Gather up the lines with the word "nikukyu" in them.
# Start of SUPPLIED DATA
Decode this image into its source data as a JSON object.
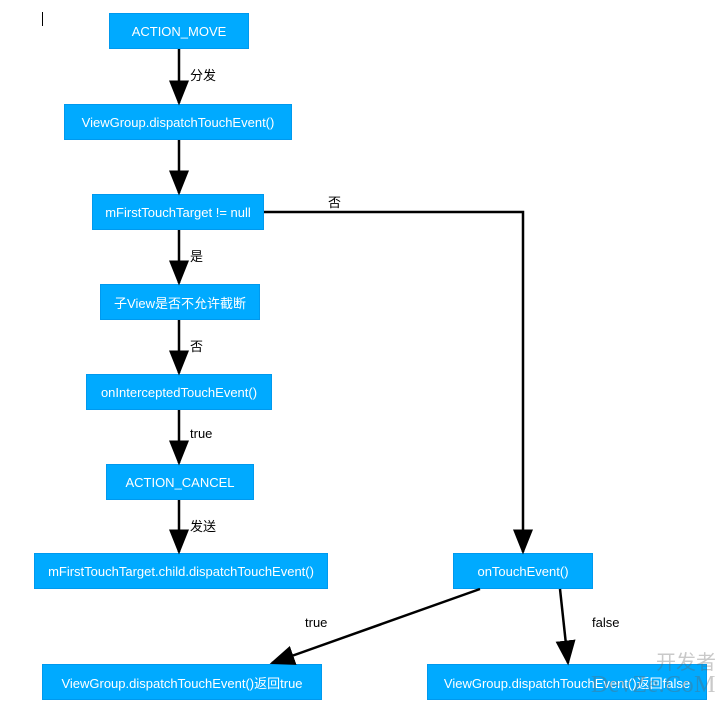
{
  "nodes": {
    "n1": "ACTION_MOVE",
    "n2": "ViewGroup.dispatchTouchEvent()",
    "n3": "mFirstTouchTarget != null",
    "n4": "子View是否不允许截断",
    "n5": "onInterceptedTouchEvent()",
    "n6": "ACTION_CANCEL",
    "n7": "mFirstTouchTarget.child.dispatchTouchEvent()",
    "n8": "onTouchEvent()",
    "n9": "ViewGroup.dispatchTouchEvent()返回true",
    "n10": "ViewGroup.dispatchTouchEvent()返回false"
  },
  "edges": {
    "e1": "分发",
    "e2": "否",
    "e3": "是",
    "e4": "否",
    "e5": "true",
    "e6": "发送",
    "e7": "true",
    "e8": "false"
  },
  "watermark": {
    "line1": "开发者",
    "line2": "DevZe.CoM"
  },
  "colors": {
    "node_bg": "#00aaff",
    "node_text": "#ffffff",
    "arrow": "#000000"
  }
}
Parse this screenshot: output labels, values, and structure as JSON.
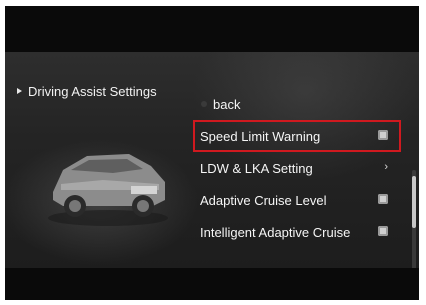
{
  "header": {
    "title": "Driving Assist Settings",
    "title_icon": "play-icon"
  },
  "menu": {
    "back_label": "back",
    "items": [
      {
        "label": "Speed Limit Warning",
        "right_icon": "checkbox-icon",
        "selected": true
      },
      {
        "label": "LDW & LKA Setting",
        "right_icon": "chevron-right-icon",
        "selected": false
      },
      {
        "label": "Adaptive Cruise Level",
        "right_icon": "checkbox-icon",
        "selected": false
      },
      {
        "label": "Intelligent Adaptive Cruise",
        "right_icon": "checkbox-icon",
        "selected": false
      }
    ]
  },
  "colors": {
    "selection_outline": "#d0191f",
    "text": "#f5f5f5",
    "background": "#242424"
  },
  "scroll": {
    "position_fraction": 0.1,
    "visible_fraction": 0.5
  }
}
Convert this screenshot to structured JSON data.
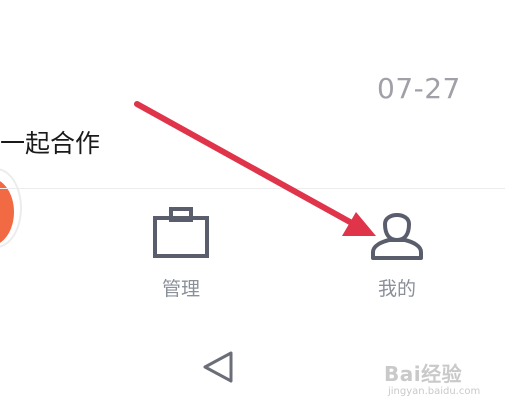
{
  "list_item": {
    "date": "07-27",
    "text": "一起合作"
  },
  "tab_bar": {
    "tabs": [
      {
        "label": "管理",
        "icon": "briefcase-icon"
      },
      {
        "label": "我的",
        "icon": "person-icon"
      }
    ]
  },
  "nav_bar": {
    "back_icon": "back-triangle-icon"
  },
  "annotation": {
    "arrow_color": "#e0344a"
  },
  "watermark": {
    "main": "Bai经验",
    "sub": "jingyan.baidu.com"
  },
  "colors": {
    "tab_icon": "#5a5d6b",
    "tab_label": "#8a8f99",
    "date": "#a0a0a8",
    "avatar": "#f26a43"
  }
}
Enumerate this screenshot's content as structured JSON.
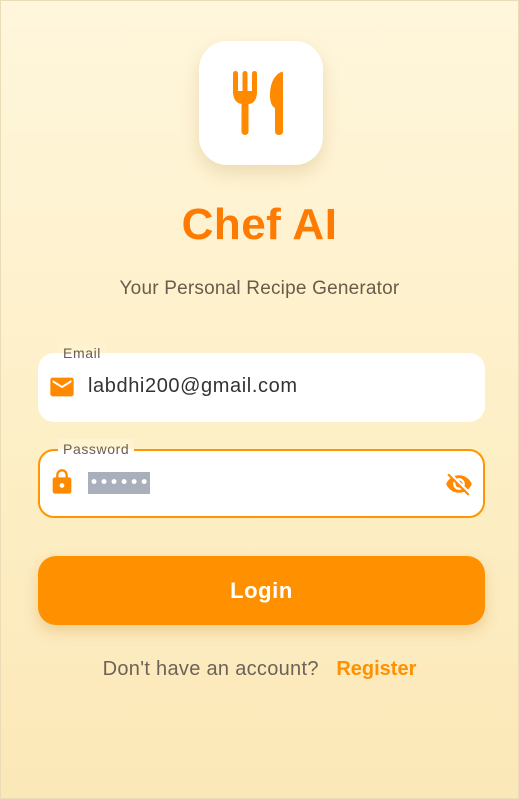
{
  "header": {
    "icon": "restaurant-icon",
    "title": "Chef AI",
    "subtitle": "Your Personal Recipe Generator"
  },
  "form": {
    "email": {
      "label": "Email",
      "value": "labdhi200@gmail.com",
      "icon": "mail-icon"
    },
    "password": {
      "label": "Password",
      "value": "••••••",
      "icon": "lock-icon",
      "toggle_icon": "visibility-off-icon"
    },
    "login_label": "Login"
  },
  "footer": {
    "prompt": "Don't have an account?",
    "register_label": "Register"
  },
  "colors": {
    "accent": "#ff9100",
    "title": "#ff7a00",
    "background_top": "#fff6dc",
    "background_bottom": "#fbe8b8"
  }
}
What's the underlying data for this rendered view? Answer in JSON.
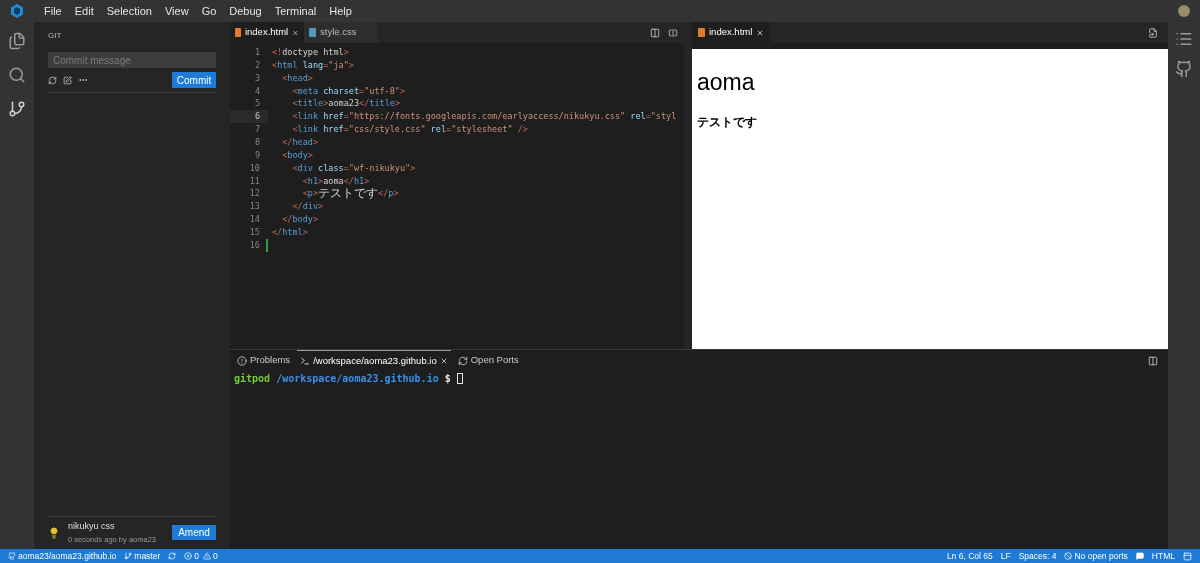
{
  "menu": [
    "File",
    "Edit",
    "Selection",
    "View",
    "Go",
    "Debug",
    "Terminal",
    "Help"
  ],
  "git": {
    "title": "GIT",
    "commit_placeholder": "Commit message",
    "commit_button": "Commit",
    "last_commit": {
      "message": "nikukyu css",
      "meta": "0 seconds ago by aoma23"
    },
    "amend_button": "Amend"
  },
  "editor_tabs": [
    {
      "label": "index.html",
      "selected": true,
      "kind": "html",
      "closable": true
    },
    {
      "label": "style.css",
      "selected": false,
      "kind": "css",
      "closable": false
    }
  ],
  "code_lines": [
    {
      "number": "1",
      "highlighted": false,
      "added": false,
      "tokens": [
        {
          "kind": "punct",
          "text": "<!"
        },
        {
          "kind": "plain",
          "text": "doctype html"
        },
        {
          "kind": "punct",
          "text": ">"
        }
      ]
    },
    {
      "number": "2",
      "highlighted": false,
      "added": false,
      "tokens": [
        {
          "kind": "punct",
          "text": "<"
        },
        {
          "kind": "tag",
          "text": "html "
        },
        {
          "kind": "attr",
          "text": "lang"
        },
        {
          "kind": "punct",
          "text": "="
        },
        {
          "kind": "str",
          "text": "\"ja\""
        },
        {
          "kind": "punct",
          "text": ">"
        }
      ]
    },
    {
      "number": "3",
      "highlighted": false,
      "added": false,
      "tokens": [
        {
          "kind": "punct",
          "text": "  <"
        },
        {
          "kind": "tag",
          "text": "head"
        },
        {
          "kind": "punct",
          "text": ">"
        }
      ]
    },
    {
      "number": "4",
      "highlighted": false,
      "added": false,
      "tokens": [
        {
          "kind": "punct",
          "text": "    <"
        },
        {
          "kind": "tag",
          "text": "meta "
        },
        {
          "kind": "attr",
          "text": "charset"
        },
        {
          "kind": "punct",
          "text": "="
        },
        {
          "kind": "str",
          "text": "\"utf-8\""
        },
        {
          "kind": "punct",
          "text": ">"
        }
      ]
    },
    {
      "number": "5",
      "highlighted": false,
      "added": false,
      "tokens": [
        {
          "kind": "punct",
          "text": "    <"
        },
        {
          "kind": "tag",
          "text": "title"
        },
        {
          "kind": "punct",
          "text": ">"
        },
        {
          "kind": "plain",
          "text": "aoma23"
        },
        {
          "kind": "punct",
          "text": "</"
        },
        {
          "kind": "tag",
          "text": "title"
        },
        {
          "kind": "punct",
          "text": ">"
        }
      ]
    },
    {
      "number": "6",
      "highlighted": true,
      "added": false,
      "tokens": [
        {
          "kind": "punct",
          "text": "    <"
        },
        {
          "kind": "tag",
          "text": "link "
        },
        {
          "kind": "attr",
          "text": "href"
        },
        {
          "kind": "punct",
          "text": "="
        },
        {
          "kind": "str",
          "text": "\"https://fonts.googleapis.com/earlyaccess/nikukyu.css\" "
        },
        {
          "kind": "attr",
          "text": "rel"
        },
        {
          "kind": "punct",
          "text": "="
        },
        {
          "kind": "str",
          "text": "\"styl"
        }
      ]
    },
    {
      "number": "7",
      "highlighted": false,
      "added": false,
      "tokens": [
        {
          "kind": "punct",
          "text": "    <"
        },
        {
          "kind": "tag",
          "text": "link "
        },
        {
          "kind": "attr",
          "text": "href"
        },
        {
          "kind": "punct",
          "text": "="
        },
        {
          "kind": "str",
          "text": "\"css/style.css\" "
        },
        {
          "kind": "attr",
          "text": "rel"
        },
        {
          "kind": "punct",
          "text": "="
        },
        {
          "kind": "str",
          "text": "\"stylesheet\" "
        },
        {
          "kind": "punct",
          "text": "/>"
        }
      ]
    },
    {
      "number": "8",
      "highlighted": false,
      "added": false,
      "tokens": [
        {
          "kind": "punct",
          "text": "  </"
        },
        {
          "kind": "tag",
          "text": "head"
        },
        {
          "kind": "punct",
          "text": ">"
        }
      ]
    },
    {
      "number": "9",
      "highlighted": false,
      "added": false,
      "tokens": [
        {
          "kind": "punct",
          "text": "  <"
        },
        {
          "kind": "tag",
          "text": "body"
        },
        {
          "kind": "punct",
          "text": ">"
        }
      ]
    },
    {
      "number": "10",
      "highlighted": false,
      "added": false,
      "tokens": [
        {
          "kind": "punct",
          "text": "    <"
        },
        {
          "kind": "tag",
          "text": "div "
        },
        {
          "kind": "attr",
          "text": "class"
        },
        {
          "kind": "punct",
          "text": "="
        },
        {
          "kind": "str",
          "text": "\"wf-nikukyu\""
        },
        {
          "kind": "punct",
          "text": ">"
        }
      ]
    },
    {
      "number": "11",
      "highlighted": false,
      "added": false,
      "tokens": [
        {
          "kind": "punct",
          "text": "      <"
        },
        {
          "kind": "tag",
          "text": "h1"
        },
        {
          "kind": "punct",
          "text": ">"
        },
        {
          "kind": "plain",
          "text": "aoma"
        },
        {
          "kind": "punct",
          "text": "</"
        },
        {
          "kind": "tag",
          "text": "h1"
        },
        {
          "kind": "punct",
          "text": ">"
        }
      ]
    },
    {
      "number": "12",
      "highlighted": false,
      "added": false,
      "tokens": [
        {
          "kind": "punct",
          "text": "      <"
        },
        {
          "kind": "tag",
          "text": "p"
        },
        {
          "kind": "punct",
          "text": ">"
        },
        {
          "kind": "cjk",
          "text": "テストです"
        },
        {
          "kind": "punct",
          "text": "</"
        },
        {
          "kind": "tag",
          "text": "p"
        },
        {
          "kind": "punct",
          "text": ">"
        }
      ]
    },
    {
      "number": "13",
      "highlighted": false,
      "added": false,
      "tokens": [
        {
          "kind": "punct",
          "text": "    </"
        },
        {
          "kind": "tag",
          "text": "div"
        },
        {
          "kind": "punct",
          "text": ">"
        }
      ]
    },
    {
      "number": "14",
      "highlighted": false,
      "added": false,
      "tokens": [
        {
          "kind": "punct",
          "text": "  </"
        },
        {
          "kind": "tag",
          "text": "body"
        },
        {
          "kind": "punct",
          "text": ">"
        }
      ]
    },
    {
      "number": "15",
      "highlighted": false,
      "added": false,
      "tokens": [
        {
          "kind": "punct",
          "text": "</"
        },
        {
          "kind": "tag",
          "text": "html"
        },
        {
          "kind": "punct",
          "text": ">"
        }
      ]
    },
    {
      "number": "16",
      "highlighted": false,
      "added": true
    }
  ],
  "preview": {
    "tab": "index.html",
    "heading": "aoma",
    "paragraph": "テストです"
  },
  "panel_tabs": [
    {
      "label": "Problems",
      "selected": false,
      "kind": "problems"
    },
    {
      "label": "/workspace/aoma23.github.io",
      "selected": true,
      "kind": "terminal"
    },
    {
      "label": "Open Ports",
      "selected": false,
      "kind": "ports"
    }
  ],
  "terminal": {
    "user": "gitpod",
    "path": "/workspace/aoma23.github.io",
    "prompt": "$"
  },
  "status_bar": {
    "repo": "aoma23/aoma23.github.io",
    "branch": "master",
    "errors": "0",
    "warnings": "0",
    "position": "Ln 6, Col 65",
    "eol": "LF",
    "spaces": "Spaces: 4",
    "ports": "No open ports",
    "language": "HTML"
  }
}
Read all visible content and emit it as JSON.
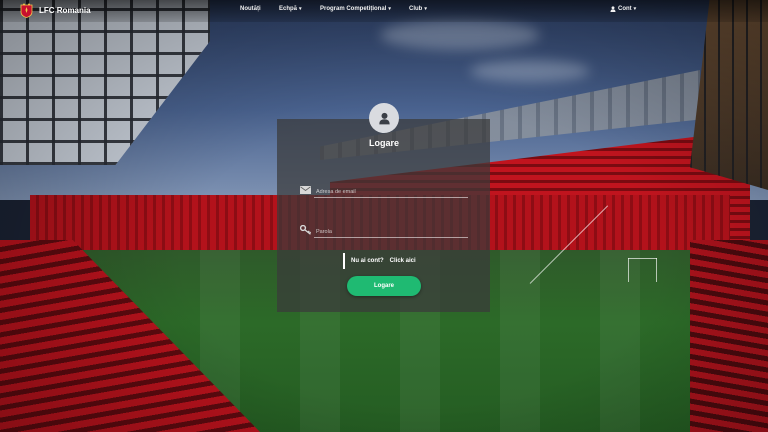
{
  "brand": {
    "name": "LFC Romania"
  },
  "nav": {
    "items": [
      {
        "label": "Noutăți",
        "has_dropdown": false
      },
      {
        "label": "Echpă",
        "has_dropdown": true
      },
      {
        "label": "Program Competițional",
        "has_dropdown": true
      },
      {
        "label": "Club",
        "has_dropdown": true
      }
    ],
    "account": {
      "label": "Cont",
      "has_dropdown": true,
      "icon": "user-icon"
    }
  },
  "login": {
    "title": "Logare",
    "avatar_icon": "user-icon",
    "email": {
      "icon": "envelope-icon",
      "placeholder": "Adresa de email",
      "value": ""
    },
    "password": {
      "icon": "key-icon",
      "placeholder": "Parola",
      "value": ""
    },
    "signup_question": "Nu ai cont?",
    "signup_link": "Click aici",
    "submit_label": "Logare"
  },
  "colors": {
    "accent_button": "#1fba72",
    "panel_bg": "rgba(58,58,58,0.72)",
    "brand_red": "#c8102e"
  }
}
# End of SUPPLIED DATA
• [WRITTEN ANSWER]
      "message": "nikukyu css",
          "text": "\"https://fonts.googleapis.com/earlyaccess/nikukyu.css\" "
          "text": "\"wf-nikukyu\""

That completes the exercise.